§ Exercise prompt: Do not copy the pictures; transcribe all other material exactly.

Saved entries
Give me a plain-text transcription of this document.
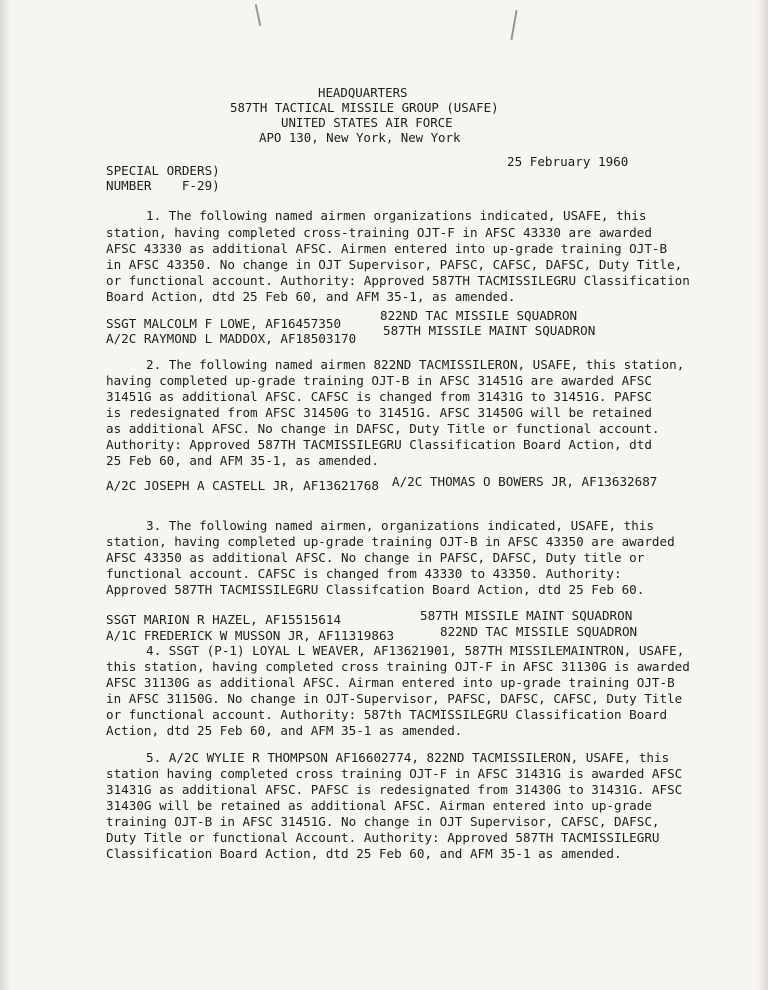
HEADQUARTERS
587TH TACTICAL MISSILE GROUP (USAFE)
UNITED STATES AIR FORCE
APO 130, New York, New York
SPECIAL ORDERS)
NUMBER    F-29)
25 February 1960
1. The following named airmen organizations indicated, USAFE, this
station, having completed cross-training OJT-F in AFSC 43330 are awarded
AFSC 43330 as additional AFSC. Airmen entered into up-grade training OJT-B
in AFSC 43350. No change in OJT Supervisor, PAFSC, CAFSC, DAFSC, Duty Title,
or functional account. Authority: Approved 587TH TACMISSILEGRU Classification
Board Action, dtd 25 Feb 60, and AFM 35-1, as amended.
SSGT MALCOLM F LOWE, AF16457350
822ND TAC MISSILE SQUADRON
A/2C RAYMOND L MADDOX, AF18503170
587TH MISSILE MAINT SQUADRON
2. The following named airmen 822ND TACMISSILERON, USAFE, this station,
having completed up-grade training OJT-B in AFSC 31451G are awarded AFSC
31451G as additional AFSC. CAFSC is changed from 31431G to 31451G. PAFSC
is redesignated from AFSC 31450G to 31451G. AFSC 31450G will be retained
as additional AFSC. No change in DAFSC, Duty Title or functional account.
Authority: Approved 587TH TACMISSILEGRU Classification Board Action, dtd
25 Feb 60, and AFM 35-1, as amended.
A/2C JOSEPH A CASTELL JR, AF13621768 A/2C THOMAS O BOWERS JR, AF13632687
3. The following named airmen, organizations indicated, USAFE, this
station, having completed up-grade training OJT-B in AFSC 43350 are awarded
AFSC 43350 as additional AFSC. No change in PAFSC, DAFSC, Duty title or
functional account. CAFSC is changed from 43330 to 43350. Authority:
Approved 587TH TACMISSILEGRU Classifcation Board Action, dtd 25 Feb 60.
SSGT MARION R HAZEL, AF15515614	587TH MISSILE MAINT SQUADRON
A/1C FREDERICK W MUSSON JR, AF11319863	822ND TAC MISSILE SQUADRON
4. SSGT (P-1) LOYAL L WEAVER, AF13621901, 587TH MISSILEMAINTRON, USAFE,
this station, having completed cross training OJT-F in AFSC 31130G is awarded
AFSC 31130G as additional AFSC. Airman entered into up-grade training OJT-B
in AFSC 31150G. No change in OJT-Supervisor, PAFSC, DAFSC, CAFSC, Duty Title
or functional account. Authority: 587th TACMISSILEGRU Classification Board
Action, dtd 25 Feb 60, and AFM 35-1 as amended.
5. A/2C WYLIE R THOMPSON AF16602774, 822ND TACMISSILERON, USAFE, this
station having completed cross training OJT-F in AFSC 31431G is awarded AFSC
31431G as additional AFSC. PAFSC is redesignated from 31430G to 31431G. AFSC
31430G will be retained as additional AFSC. Airman entered into up-grade
training OJT-B in AFSC 31451G. No change in OJT Supervisor, CAFSC, DAFSC,
Duty Title or functional Account. Authority: Approved 587TH TACMISSILEGRU
Classification Board Action, dtd 25 Feb 60, and AFM 35-1 as amended.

§ Output for this task:
Give me a plain-text transcription of this document.
HEADQUARTERS
587TH TACTICAL MISSILE GROUP (USAFE)
UNITED STATES AIR FORCE
APO 130, New York, New York
SPECIAL ORDERS)
NUMBER    F-29)
25 February 1960
1. The following named airmen organizations indicated, USAFE, this
station, having completed cross-training OJT-F in AFSC 43330 are awarded
AFSC 43330 as additional AFSC. Airmen entered into up-grade training OJT-B
in AFSC 43350. No change in OJT Supervisor, PAFSC, CAFSC, DAFSC, Duty Title,
or functional account. Authority: Approved 587TH TACMISSILEGRU Classification
Board Action, dtd 25 Feb 60, and AFM 35-1, as amended.
SSGT MALCOLM F LOWE, AF16457350
822ND TAC MISSILE SQUADRON
A/2C RAYMOND L MADDOX, AF18503170
587TH MISSILE MAINT SQUADRON
2. The following named airmen 822ND TACMISSILERON, USAFE, this station,
having completed up-grade training OJT-B in AFSC 31451G are awarded AFSC
31451G as additional AFSC. CAFSC is changed from 31431G to 31451G. PAFSC
is redesignated from AFSC 31450G to 31451G. AFSC 31450G will be retained
as additional AFSC. No change in DAFSC, Duty Title or functional account.
Authority: Approved 587TH TACMISSILEGRU Classification Board Action, dtd
25 Feb 60, and AFM 35-1, as amended.
A/2C JOSEPH A CASTELL JR, AF13621768 A/2C THOMAS O BOWERS JR, AF13632687
3. The following named airmen, organizations indicated, USAFE, this
station, having completed up-grade training OJT-B in AFSC 43350 are awarded
AFSC 43350 as additional AFSC. No change in PAFSC, DAFSC, Duty title or
functional account. CAFSC is changed from 43330 to 43350. Authority:
Approved 587TH TACMISSILEGRU Classifcation Board Action, dtd 25 Feb 60.
SSGT MARION R HAZEL, AF15515614	587TH MISSILE MAINT SQUADRON
A/1C FREDERICK W MUSSON JR, AF11319863	822ND TAC MISSILE SQUADRON
4. SSGT (P-1) LOYAL L WEAVER, AF13621901, 587TH MISSILEMAINTRON, USAFE,
this station, having completed cross training OJT-F in AFSC 31130G is awarded
AFSC 31130G as additional AFSC. Airman entered into up-grade training OJT-B
in AFSC 31150G. No change in OJT-Supervisor, PAFSC, DAFSC, CAFSC, Duty Title
or functional account. Authority: 587th TACMISSILEGRU Classification Board
Action, dtd 25 Feb 60, and AFM 35-1 as amended.
5. A/2C WYLIE R THOMPSON AF16602774, 822ND TACMISSILERON, USAFE, this
station having completed cross training OJT-F in AFSC 31431G is awarded AFSC
31431G as additional AFSC. PAFSC is redesignated from 31430G to 31431G. AFSC
31430G will be retained as additional AFSC. Airman entered into up-grade
training OJT-B in AFSC 31451G. No change in OJT Supervisor, CAFSC, DAFSC,
Duty Title or functional Account. Authority: Approved 587TH TACMISSILEGRU
Classification Board Action, dtd 25 Feb 60, and AFM 35-1 as amended.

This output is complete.